Render everything from the line containing "comment-meta: 8-15 11:05" down to the line containing "238, 1069, 279]" as a Markdown table with the columns n and Line, numbering the rows and leaving out blank lines.

DATA ENTRIES:
[start]

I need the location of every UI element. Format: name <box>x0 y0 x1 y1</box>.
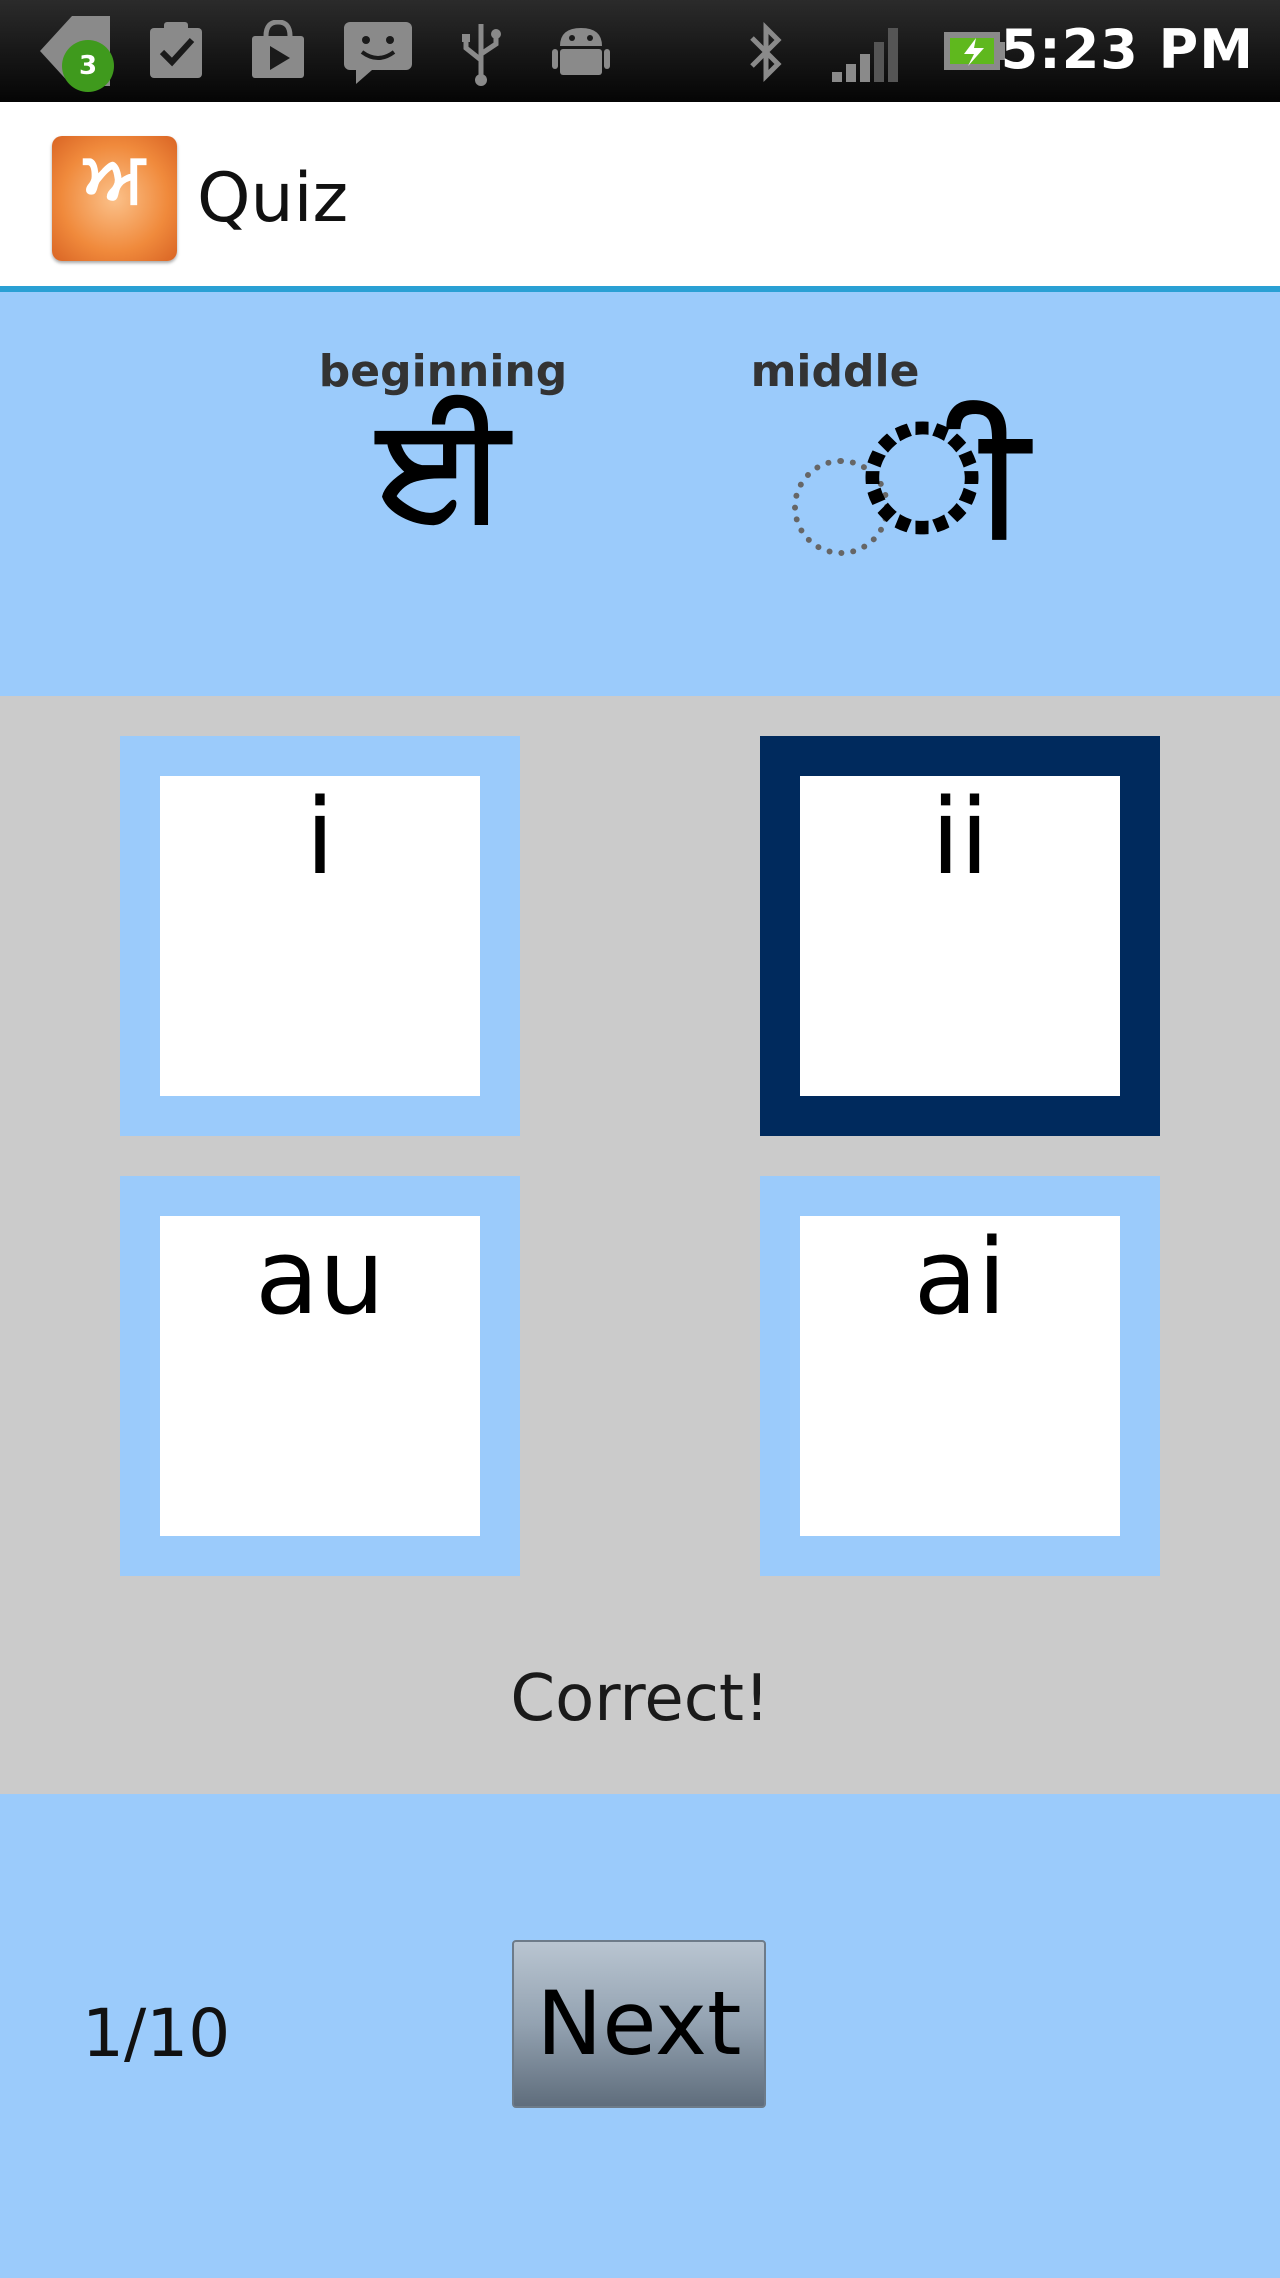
page-title: Quiz <box>197 159 349 238</box>
shopping-bag-icon <box>252 20 304 78</box>
option-label: i <box>305 776 335 898</box>
action-bar: ਅ Quiz <box>0 102 1280 292</box>
clipboard-check-icon <box>150 22 202 78</box>
feedback-message: Correct! <box>510 1662 770 1736</box>
clock: 5:23 PM <box>1000 18 1254 81</box>
option-ai[interactable]: ai <box>760 1176 1160 1576</box>
app-logo-glyph: ਅ <box>84 136 145 218</box>
android-icon <box>552 28 610 75</box>
question-panel <box>0 292 1280 696</box>
option-label: au <box>255 1216 385 1338</box>
battery-charging-icon <box>944 32 1005 70</box>
beginning-form: beginning ਈ <box>318 346 568 539</box>
app-logo-icon[interactable]: ਅ <box>52 136 177 261</box>
bluetooth-icon <box>750 21 782 83</box>
chat-message-icon <box>344 22 412 84</box>
option-ii[interactable]: ii <box>760 736 1160 1136</box>
option-label: ai <box>913 1216 1007 1338</box>
notification-count-badge: 3 <box>62 40 114 92</box>
middle-glyph: ੀ <box>862 392 1028 566</box>
option-au[interactable]: au <box>120 1176 520 1576</box>
question-progress: 1/10 <box>82 1995 231 2072</box>
signal-strength-icon <box>832 28 898 82</box>
middle-form: middle <box>730 346 940 397</box>
next-button[interactable]: Next <box>512 1940 766 2108</box>
beginning-glyph: ਈ <box>378 387 508 550</box>
option-i[interactable]: i <box>120 736 520 1136</box>
option-label: ii <box>931 776 989 898</box>
status-bar: 3 5:23 PM <box>0 0 1280 102</box>
usb-icon <box>462 24 501 86</box>
middle-label: middle <box>750 346 920 397</box>
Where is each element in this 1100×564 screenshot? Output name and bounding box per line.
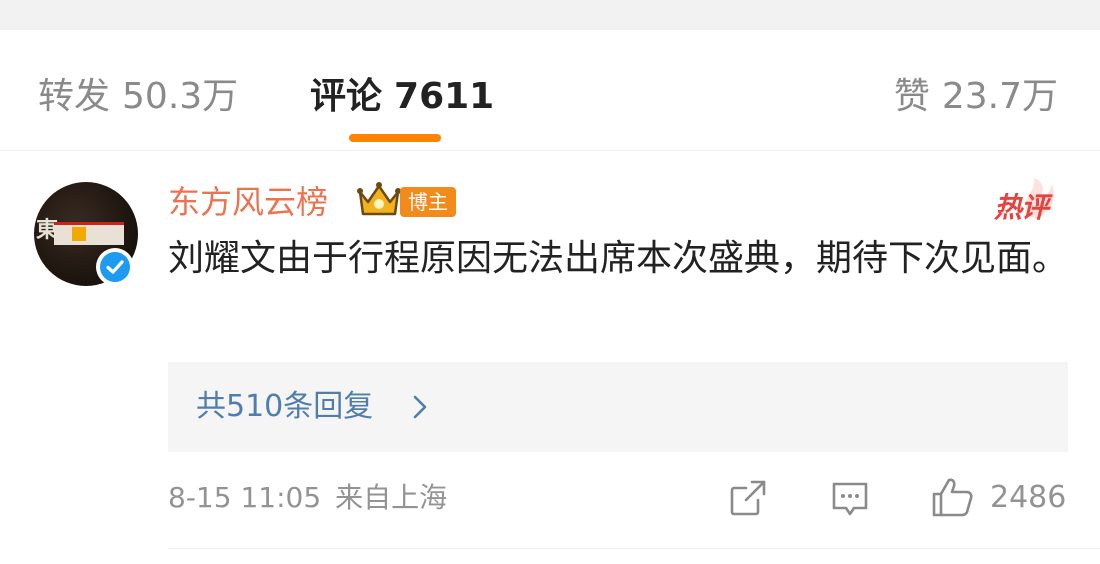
comment-meta: 8-15 11:05 来自上海	[168, 476, 447, 520]
weibo-comment-page: 转发 50.3万 评论 7611 赞 23.7万 東 东方风云榜 博主 热评 刘耀文由…	[0, 0, 1100, 564]
share-icon[interactable]	[728, 478, 768, 518]
avatar-logo	[54, 222, 124, 245]
crown-icon	[357, 182, 401, 216]
hot-comment-label: 热评	[994, 191, 1049, 224]
view-replies-link[interactable]: 共510条回复	[196, 384, 373, 430]
comment-text: 刘耀文由于行程原因无法出席本次盛典，期待下次见面。	[168, 238, 1069, 279]
comment-icon[interactable]	[830, 478, 870, 518]
verified-icon	[96, 248, 134, 286]
tab-likes[interactable]: 赞 23.7万	[894, 72, 1058, 122]
tab-likes-count: 23.7万	[941, 76, 1058, 117]
like-count: 2486	[990, 480, 1067, 515]
tab-comments-label: 评论	[310, 76, 383, 117]
replies-box[interactable]: 共510条回复	[168, 362, 1068, 452]
tab-repost[interactable]: 转发 50.3万	[38, 72, 238, 122]
top-strip	[0, 0, 1100, 30]
tab-comments-count: 7611	[394, 76, 495, 117]
tab-likes-label: 赞	[893, 76, 930, 117]
avatar-glyph: 東	[36, 218, 59, 243]
tab-comments[interactable]: 评论 7611	[310, 72, 494, 122]
chevron-right-icon	[413, 395, 427, 419]
comment-source: 来自上海	[335, 481, 448, 514]
like-icon[interactable]	[930, 476, 974, 518]
username[interactable]: 东方风云榜	[168, 180, 328, 224]
active-tab-indicator	[349, 134, 441, 142]
tab-bar: 转发 50.3万 评论 7611 赞 23.7万	[0, 30, 1100, 151]
tab-repost-count: 50.3万	[122, 76, 239, 117]
blogger-badge: 博主	[400, 187, 456, 217]
comment-date: 8-15 11:05	[168, 481, 322, 514]
tab-repost-label: 转发	[38, 76, 111, 117]
divider	[168, 548, 1100, 549]
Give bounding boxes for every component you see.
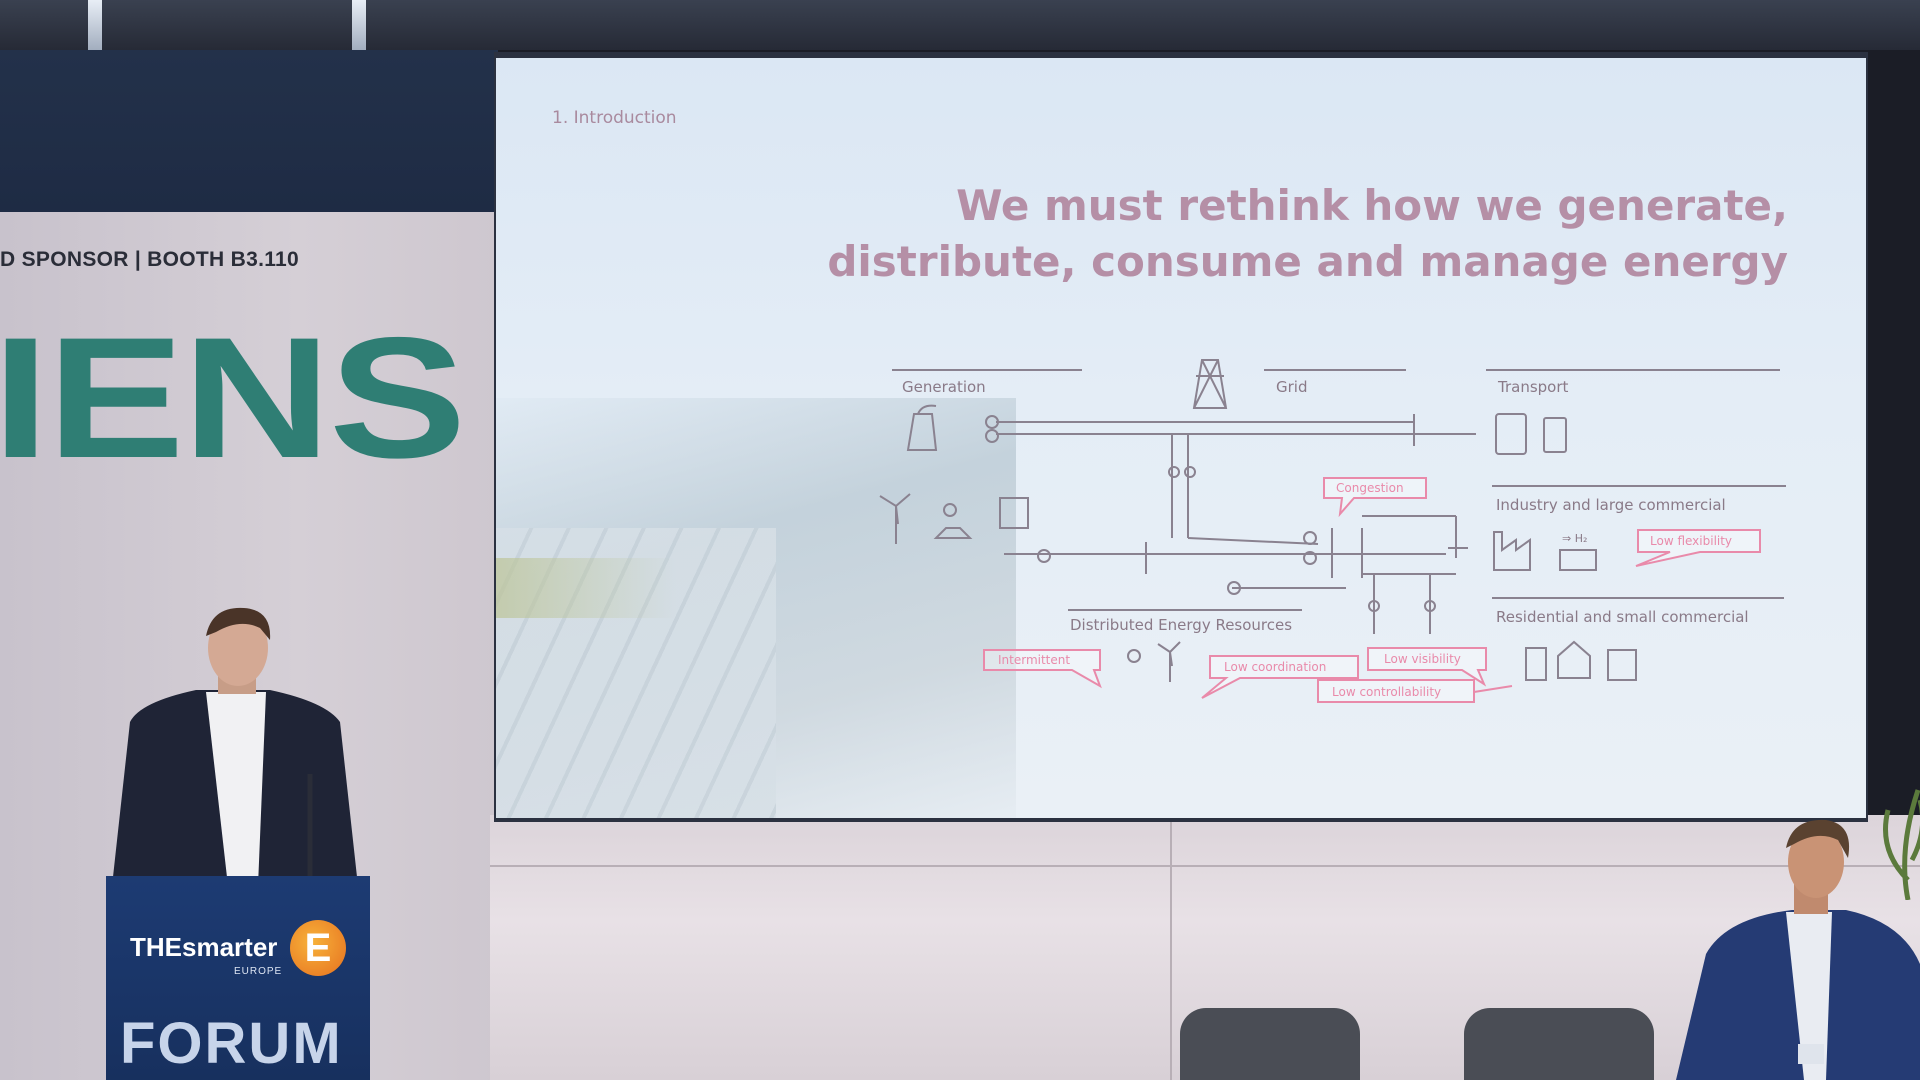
booth-brand-text: IENS [0, 302, 467, 494]
chair [1180, 1008, 1360, 1080]
podium-title: FORUM [120, 1011, 343, 1076]
label-transport: Transport [1497, 378, 1569, 396]
sun-icon [1127, 649, 1141, 663]
transformer-icon [1303, 531, 1317, 545]
sun-icon [943, 503, 957, 517]
ev-charger-icon [1543, 417, 1567, 453]
callout-low-visibility-text: Low visibility [1384, 652, 1461, 666]
transformer-icon [1184, 466, 1196, 478]
factory-icon [1493, 531, 1531, 571]
booth-header-band [0, 50, 498, 212]
transformer-icon [1168, 466, 1180, 478]
energy-system-diagram: Generation Grid Transport Industry and l… [879, 359, 1786, 703]
ceiling-light [88, 0, 102, 56]
power-plant-icon [906, 413, 938, 451]
label-grid: Grid [1276, 378, 1307, 396]
transformer-icon [1037, 549, 1051, 563]
buildings-icon [999, 497, 1029, 529]
chair [1464, 1008, 1654, 1080]
ceiling-light [352, 0, 366, 56]
callout-intermittent-text: Intermittent [998, 653, 1070, 667]
plant [1883, 789, 1920, 900]
podium-logo-subtitle: EUROPE [234, 966, 283, 977]
label-der: Distributed Energy Resources [1070, 616, 1292, 634]
pylon-icon [1192, 359, 1228, 409]
distribution-line [1187, 537, 1319, 545]
transformer-icon [985, 429, 999, 443]
ev-charger-icon [1525, 647, 1547, 681]
callout-low-controllability-text: Low controllability [1332, 685, 1441, 699]
podium-logo-mark: E [290, 920, 346, 976]
projection-screen: 1. Introduction We must rethink how we g… [496, 58, 1866, 818]
callout-low-flexibility-text: Low flexibility [1650, 534, 1732, 548]
label-industry: Industry and large commercial [1496, 496, 1726, 514]
label-generation: Generation [902, 378, 986, 396]
label-h2: ⇒ H₂ [1562, 532, 1587, 545]
electrolyser-icon [1559, 549, 1597, 571]
podium-logo: THEsmarter [130, 932, 278, 962]
train-icon [1495, 413, 1527, 455]
booth-sponsor-text: D SPONSOR | BOOTH B3.110 [0, 248, 299, 271]
callout-congestion-text: Congestion [1336, 481, 1404, 495]
panel-seam [1170, 815, 1172, 1080]
name-badge [1798, 1044, 1824, 1064]
label-residential: Residential and small commercial [1496, 608, 1749, 626]
callout-low-coordination-text: Low coordination [1224, 660, 1326, 674]
solar-panel-icon [933, 527, 973, 539]
plant-leaves [1883, 789, 1920, 900]
steam-icon [917, 404, 937, 415]
podium: THEsmarter EUROPE E FORUM [106, 876, 370, 1080]
presenter-left [112, 607, 358, 886]
house-icon [1557, 640, 1591, 679]
ceiling [0, 0, 1920, 56]
buildings-icon [1607, 649, 1637, 681]
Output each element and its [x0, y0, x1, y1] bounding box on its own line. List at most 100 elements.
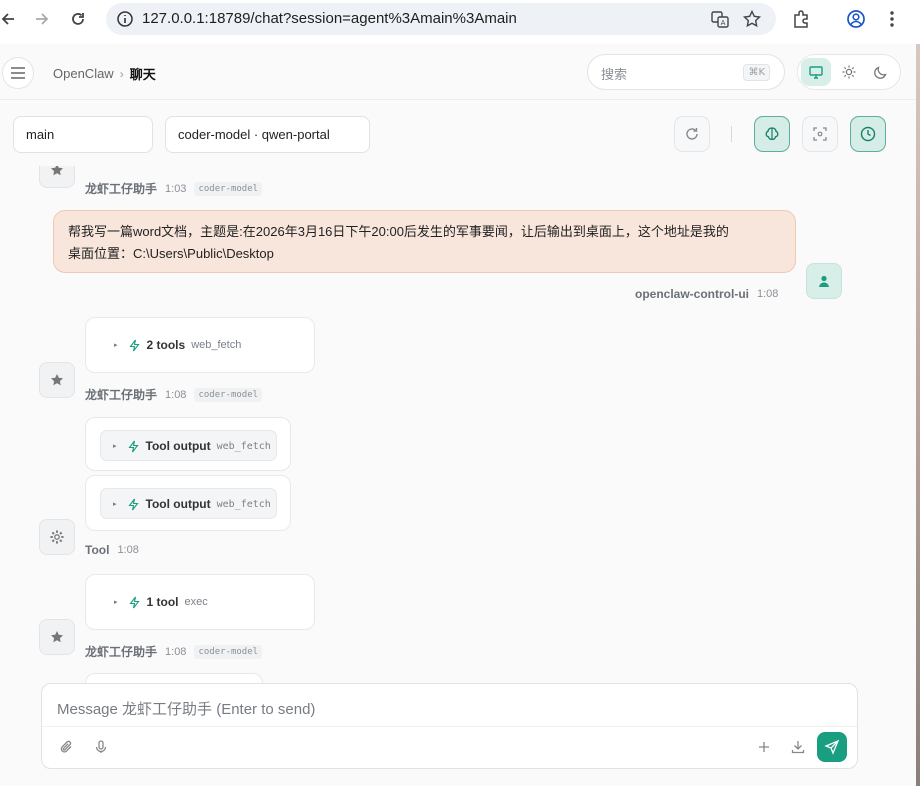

[end]

IN RESPONSE:
| n | Line |
|---|---|
| 1 | comment-meta: 8-15 11:05 来自上海	[168, 476, 447, 520] |
| 2 | weibo-comment-page: 转发 50.3万 评论 7611 赞 23.7万 東 东方风云榜 博主 热评 刘耀文由…	[0, 0, 1100, 564] |
| 3 | share-icon[interactable]	[728, 478, 768, 518] |
| 4 | avatar-logo	[54, 222, 124, 245] |
| 5 | crown-icon	[357, 182, 401, 216] |
| 6 | hot-comment-label: 热评	[994, 191, 1049, 224] |
| 7 | view-replies-link[interactable]: 共510条回复	[196, 384, 373, 430] |
| 8 | comment-text: 刘耀文由于行程原因无法出席本次盛典，期待下次见面。	[168, 238, 1069, 279] |